Extract the full listing verbatim and drop any pictures from your copy.

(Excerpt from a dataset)
= = =
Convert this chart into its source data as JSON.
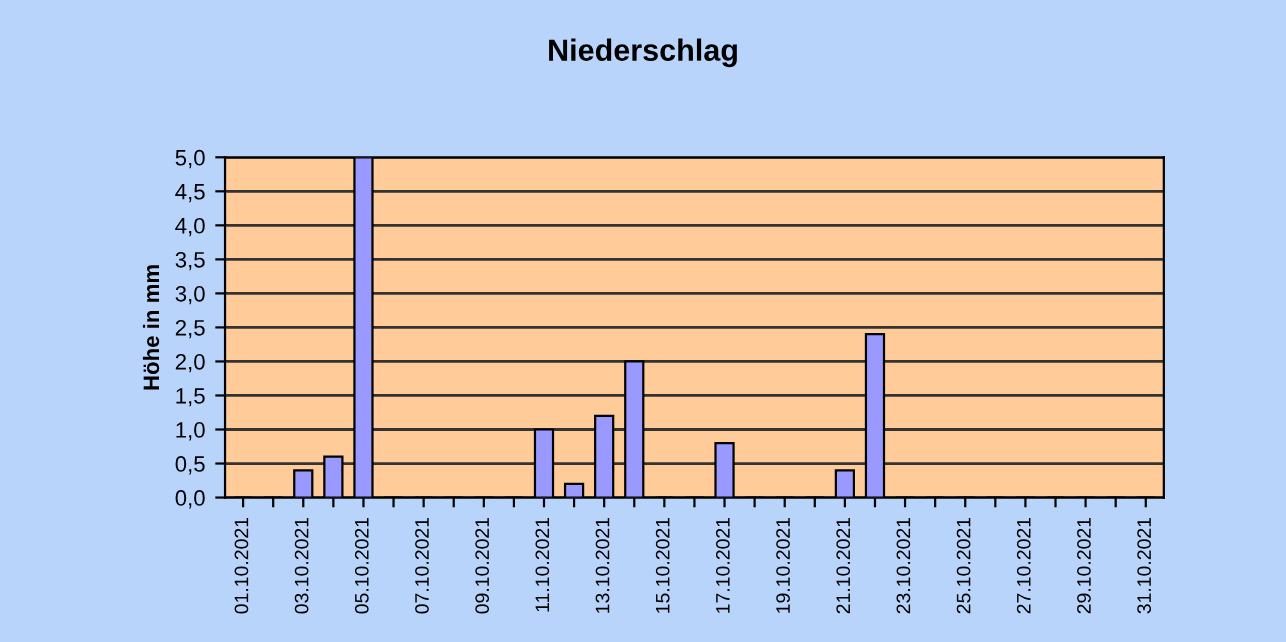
{
  "chart_data": {
    "type": "bar",
    "title": "Niederschlag",
    "ylabel": "Höhe in mm",
    "categories": [
      "01.10.2021",
      null,
      "03.10.2021",
      null,
      "05.10.2021",
      null,
      "07.10.2021",
      null,
      "09.10.2021",
      null,
      "11.10.2021",
      null,
      "13.10.2021",
      null,
      "15.10.2021",
      null,
      "17.10.2021",
      null,
      "19.10.2021",
      null,
      "21.10.2021",
      null,
      "23.10.2021",
      null,
      "25.10.2021",
      null,
      "27.10.2021",
      null,
      "29.10.2021",
      null,
      "31.10.2021"
    ],
    "values": [
      0,
      0,
      0.4,
      0.6,
      5.0,
      0,
      0,
      0,
      0,
      0,
      1.0,
      0.2,
      1.2,
      2.0,
      0,
      0,
      0.8,
      0,
      0,
      0,
      0.4,
      2.4,
      0,
      0,
      0,
      0,
      0,
      0,
      0,
      0,
      0
    ],
    "color": "#9999ff",
    "ylim": [
      0,
      5
    ],
    "yticks": [
      {
        "value": 0,
        "label": "0,0"
      },
      {
        "value": 0.5,
        "label": "0,5"
      },
      {
        "value": 1,
        "label": "1,0"
      },
      {
        "value": 1.5,
        "label": "1,5"
      },
      {
        "value": 2,
        "label": "2,0"
      },
      {
        "value": 2.5,
        "label": "2,5"
      },
      {
        "value": 3,
        "label": "3,0"
      },
      {
        "value": 3.5,
        "label": "3,5"
      },
      {
        "value": 4,
        "label": "4,0"
      },
      {
        "value": 4.5,
        "label": "4,5"
      },
      {
        "value": 5,
        "label": "5,0"
      }
    ],
    "grid": "y"
  }
}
= = =
> **THE RESULT**
Convert this chart into its source data as JSON.
{
  "chart_data": {
    "type": "bar",
    "title": "Niederschlag",
    "ylabel": "Höhe in mm",
    "categories": [
      "01.10.2021",
      null,
      "03.10.2021",
      null,
      "05.10.2021",
      null,
      "07.10.2021",
      null,
      "09.10.2021",
      null,
      "11.10.2021",
      null,
      "13.10.2021",
      null,
      "15.10.2021",
      null,
      "17.10.2021",
      null,
      "19.10.2021",
      null,
      "21.10.2021",
      null,
      "23.10.2021",
      null,
      "25.10.2021",
      null,
      "27.10.2021",
      null,
      "29.10.2021",
      null,
      "31.10.2021"
    ],
    "values": [
      0,
      0,
      0.4,
      0.6,
      5.0,
      0,
      0,
      0,
      0,
      0,
      1.0,
      0.2,
      1.2,
      2.0,
      0,
      0,
      0.8,
      0,
      0,
      0,
      0.4,
      2.4,
      0,
      0,
      0,
      0,
      0,
      0,
      0,
      0,
      0
    ],
    "color": "#9999ff",
    "ylim": [
      0,
      5
    ],
    "yticks": [
      {
        "value": 0,
        "label": "0,0"
      },
      {
        "value": 0.5,
        "label": "0,5"
      },
      {
        "value": 1,
        "label": "1,0"
      },
      {
        "value": 1.5,
        "label": "1,5"
      },
      {
        "value": 2,
        "label": "2,0"
      },
      {
        "value": 2.5,
        "label": "2,5"
      },
      {
        "value": 3,
        "label": "3,0"
      },
      {
        "value": 3.5,
        "label": "3,5"
      },
      {
        "value": 4,
        "label": "4,0"
      },
      {
        "value": 4.5,
        "label": "4,5"
      },
      {
        "value": 5,
        "label": "5,0"
      }
    ],
    "grid": "y"
  }
}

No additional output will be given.